■ **Problem**
Set the data down again, exactly as it reads, but without the pictures.

■ **Entries shown**
■ ■ ■ ■ ■ ■ ■

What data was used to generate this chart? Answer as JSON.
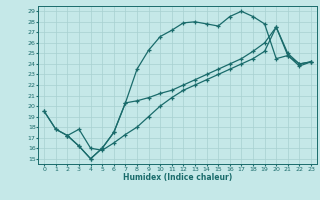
{
  "xlabel": "Humidex (Indice chaleur)",
  "bg_color": "#c5e8e8",
  "line_color": "#1a6b6b",
  "grid_color": "#a8d0d0",
  "xlim": [
    -0.5,
    23.5
  ],
  "ylim": [
    14.5,
    29.5
  ],
  "xticks": [
    0,
    1,
    2,
    3,
    4,
    5,
    6,
    7,
    8,
    9,
    10,
    11,
    12,
    13,
    14,
    15,
    16,
    17,
    18,
    19,
    20,
    21,
    22,
    23
  ],
  "yticks": [
    15,
    16,
    17,
    18,
    19,
    20,
    21,
    22,
    23,
    24,
    25,
    26,
    27,
    28,
    29
  ],
  "curve1_x": [
    0,
    1,
    2,
    3,
    4,
    5,
    6,
    7,
    8,
    9,
    10,
    11,
    12,
    13,
    14,
    15,
    16,
    17,
    18,
    19,
    20,
    21,
    22,
    23
  ],
  "curve1_y": [
    19.5,
    17.8,
    17.2,
    16.2,
    15.0,
    16.0,
    17.5,
    20.3,
    23.5,
    25.3,
    26.6,
    27.2,
    27.9,
    28.0,
    27.8,
    27.6,
    28.5,
    29.0,
    28.5,
    27.8,
    24.5,
    24.8,
    23.8,
    24.2
  ],
  "curve2_x": [
    0,
    1,
    2,
    3,
    4,
    5,
    6,
    7,
    8,
    9,
    10,
    11,
    12,
    13,
    14,
    15,
    16,
    17,
    18,
    19,
    20,
    21,
    22,
    23
  ],
  "curve2_y": [
    19.5,
    17.8,
    17.2,
    16.2,
    15.0,
    16.0,
    17.5,
    20.3,
    20.5,
    20.8,
    21.2,
    21.5,
    22.0,
    22.5,
    23.0,
    23.5,
    24.0,
    24.5,
    25.2,
    26.0,
    27.5,
    25.0,
    24.0,
    24.2
  ],
  "curve3_x": [
    2,
    3,
    4,
    5,
    6,
    7,
    8,
    9,
    10,
    11,
    12,
    13,
    14,
    15,
    16,
    17,
    18,
    19,
    20,
    21,
    22,
    23
  ],
  "curve3_y": [
    17.2,
    17.8,
    16.0,
    15.8,
    16.5,
    17.3,
    18.0,
    19.0,
    20.0,
    20.8,
    21.5,
    22.0,
    22.5,
    23.0,
    23.5,
    24.0,
    24.5,
    25.2,
    27.5,
    24.8,
    24.0,
    24.2
  ]
}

■ ■ ■ ■ ■ ■ ■

■ **Response to the task**
What data was used to generate this chart? Answer as JSON.
{
  "xlabel": "Humidex (Indice chaleur)",
  "bg_color": "#c5e8e8",
  "line_color": "#1a6b6b",
  "grid_color": "#a8d0d0",
  "xlim": [
    -0.5,
    23.5
  ],
  "ylim": [
    14.5,
    29.5
  ],
  "xticks": [
    0,
    1,
    2,
    3,
    4,
    5,
    6,
    7,
    8,
    9,
    10,
    11,
    12,
    13,
    14,
    15,
    16,
    17,
    18,
    19,
    20,
    21,
    22,
    23
  ],
  "yticks": [
    15,
    16,
    17,
    18,
    19,
    20,
    21,
    22,
    23,
    24,
    25,
    26,
    27,
    28,
    29
  ],
  "curve1_x": [
    0,
    1,
    2,
    3,
    4,
    5,
    6,
    7,
    8,
    9,
    10,
    11,
    12,
    13,
    14,
    15,
    16,
    17,
    18,
    19,
    20,
    21,
    22,
    23
  ],
  "curve1_y": [
    19.5,
    17.8,
    17.2,
    16.2,
    15.0,
    16.0,
    17.5,
    20.3,
    23.5,
    25.3,
    26.6,
    27.2,
    27.9,
    28.0,
    27.8,
    27.6,
    28.5,
    29.0,
    28.5,
    27.8,
    24.5,
    24.8,
    23.8,
    24.2
  ],
  "curve2_x": [
    0,
    1,
    2,
    3,
    4,
    5,
    6,
    7,
    8,
    9,
    10,
    11,
    12,
    13,
    14,
    15,
    16,
    17,
    18,
    19,
    20,
    21,
    22,
    23
  ],
  "curve2_y": [
    19.5,
    17.8,
    17.2,
    16.2,
    15.0,
    16.0,
    17.5,
    20.3,
    20.5,
    20.8,
    21.2,
    21.5,
    22.0,
    22.5,
    23.0,
    23.5,
    24.0,
    24.5,
    25.2,
    26.0,
    27.5,
    25.0,
    24.0,
    24.2
  ],
  "curve3_x": [
    2,
    3,
    4,
    5,
    6,
    7,
    8,
    9,
    10,
    11,
    12,
    13,
    14,
    15,
    16,
    17,
    18,
    19,
    20,
    21,
    22,
    23
  ],
  "curve3_y": [
    17.2,
    17.8,
    16.0,
    15.8,
    16.5,
    17.3,
    18.0,
    19.0,
    20.0,
    20.8,
    21.5,
    22.0,
    22.5,
    23.0,
    23.5,
    24.0,
    24.5,
    25.2,
    27.5,
    24.8,
    24.0,
    24.2
  ]
}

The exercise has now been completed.